BEGIN DATA FOR THIS EXERCISE

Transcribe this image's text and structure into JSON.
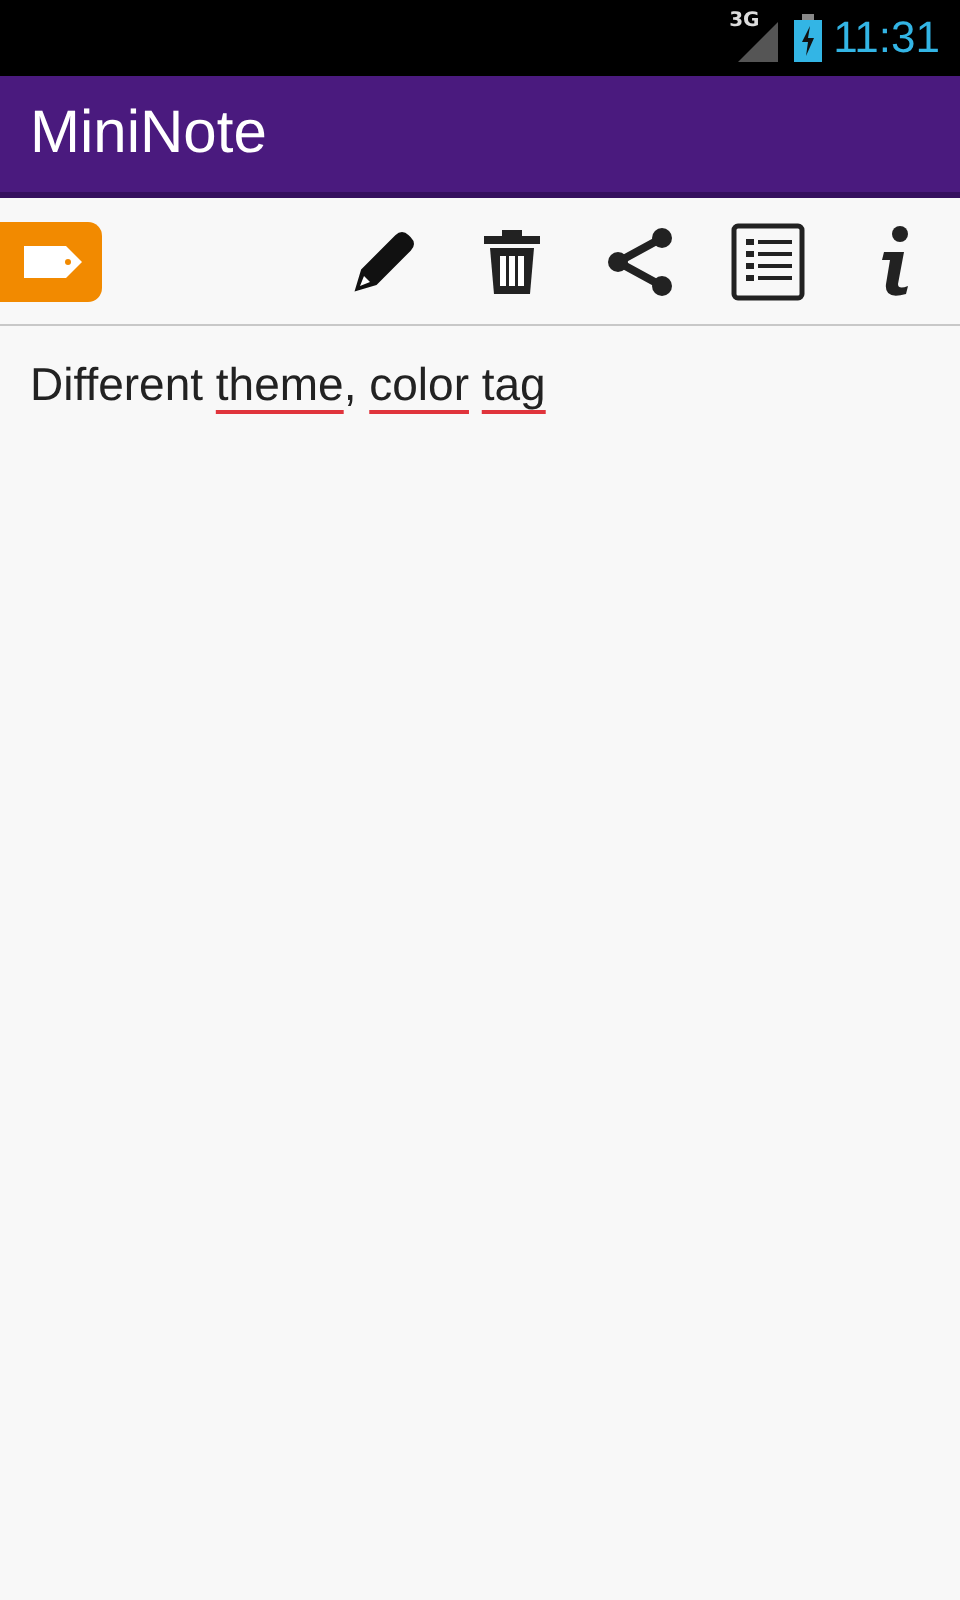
{
  "status_bar": {
    "network": "3G",
    "time": "11:31"
  },
  "app_bar": {
    "title": "MiniNote"
  },
  "toolbar": {
    "tag": {
      "color": "#f28a00"
    },
    "actions": [
      {
        "kind": "edit"
      },
      {
        "kind": "delete"
      },
      {
        "kind": "share"
      },
      {
        "kind": "list"
      },
      {
        "kind": "info"
      }
    ]
  },
  "note": {
    "words": [
      {
        "text": "Different",
        "flagged": false
      },
      {
        "text": "theme",
        "flagged": true,
        "punctuation": ","
      },
      {
        "text": "color",
        "flagged": true
      },
      {
        "text": "tag",
        "flagged": true
      }
    ]
  }
}
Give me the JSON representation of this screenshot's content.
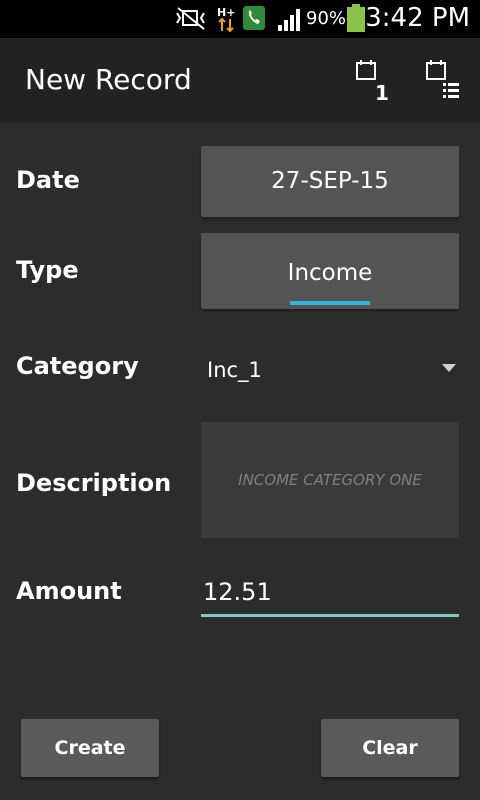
{
  "status_bar": {
    "battery_percent": "90%",
    "time": "3:42 PM",
    "icons": [
      "mute-vibrate-icon",
      "data-hplus-icon",
      "call-icon",
      "signal-icon",
      "battery-icon"
    ],
    "battery_color": "#8bc34a"
  },
  "action_bar": {
    "title": "New Record",
    "day_view_badge": "1",
    "icons": [
      "calendar-day-icon",
      "calendar-list-icon"
    ]
  },
  "form": {
    "date_label": "Date",
    "date_value": "27-SEP-15",
    "type_label": "Type",
    "type_value": "Income",
    "category_label": "Category",
    "category_value": "Inc_1",
    "description_label": "Description",
    "description_placeholder": "INCOME CATEGORY ONE",
    "amount_label": "Amount",
    "amount_value": "12.51"
  },
  "buttons": {
    "create": "Create",
    "clear": "Clear"
  },
  "colors": {
    "background": "#2c2c2c",
    "action_bar": "#222222",
    "status_bar": "#000000",
    "accent_blue": "#33b5e5",
    "amount_underline": "#80cbc4",
    "button_gray": "#545454"
  }
}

END DATA FOR THIS EXERCISE

Give an exact reproduction of every line, leaving out any picture.

Transcribe this image's text and structure into JSON.
{
  "status_bar": {
    "network": "3G",
    "time": "11:31"
  },
  "app_bar": {
    "title": "MiniNote"
  },
  "toolbar": {
    "tag": {
      "color": "#f28a00"
    },
    "actions": [
      {
        "kind": "edit"
      },
      {
        "kind": "delete"
      },
      {
        "kind": "share"
      },
      {
        "kind": "list"
      },
      {
        "kind": "info"
      }
    ]
  },
  "note": {
    "words": [
      {
        "text": "Different",
        "flagged": false
      },
      {
        "text": "theme",
        "flagged": true,
        "punctuation": ","
      },
      {
        "text": "color",
        "flagged": true
      },
      {
        "text": "tag",
        "flagged": true
      }
    ]
  }
}
Give me the JSON representation of this screenshot's content.
{
  "status_bar": {
    "battery_percent": "90%",
    "time": "3:42 PM",
    "icons": [
      "mute-vibrate-icon",
      "data-hplus-icon",
      "call-icon",
      "signal-icon",
      "battery-icon"
    ],
    "battery_color": "#8bc34a"
  },
  "action_bar": {
    "title": "New Record",
    "day_view_badge": "1",
    "icons": [
      "calendar-day-icon",
      "calendar-list-icon"
    ]
  },
  "form": {
    "date_label": "Date",
    "date_value": "27-SEP-15",
    "type_label": "Type",
    "type_value": "Income",
    "category_label": "Category",
    "category_value": "Inc_1",
    "description_label": "Description",
    "description_placeholder": "INCOME CATEGORY ONE",
    "amount_label": "Amount",
    "amount_value": "12.51"
  },
  "buttons": {
    "create": "Create",
    "clear": "Clear"
  },
  "colors": {
    "background": "#2c2c2c",
    "action_bar": "#222222",
    "status_bar": "#000000",
    "accent_blue": "#33b5e5",
    "amount_underline": "#80cbc4",
    "button_gray": "#545454"
  }
}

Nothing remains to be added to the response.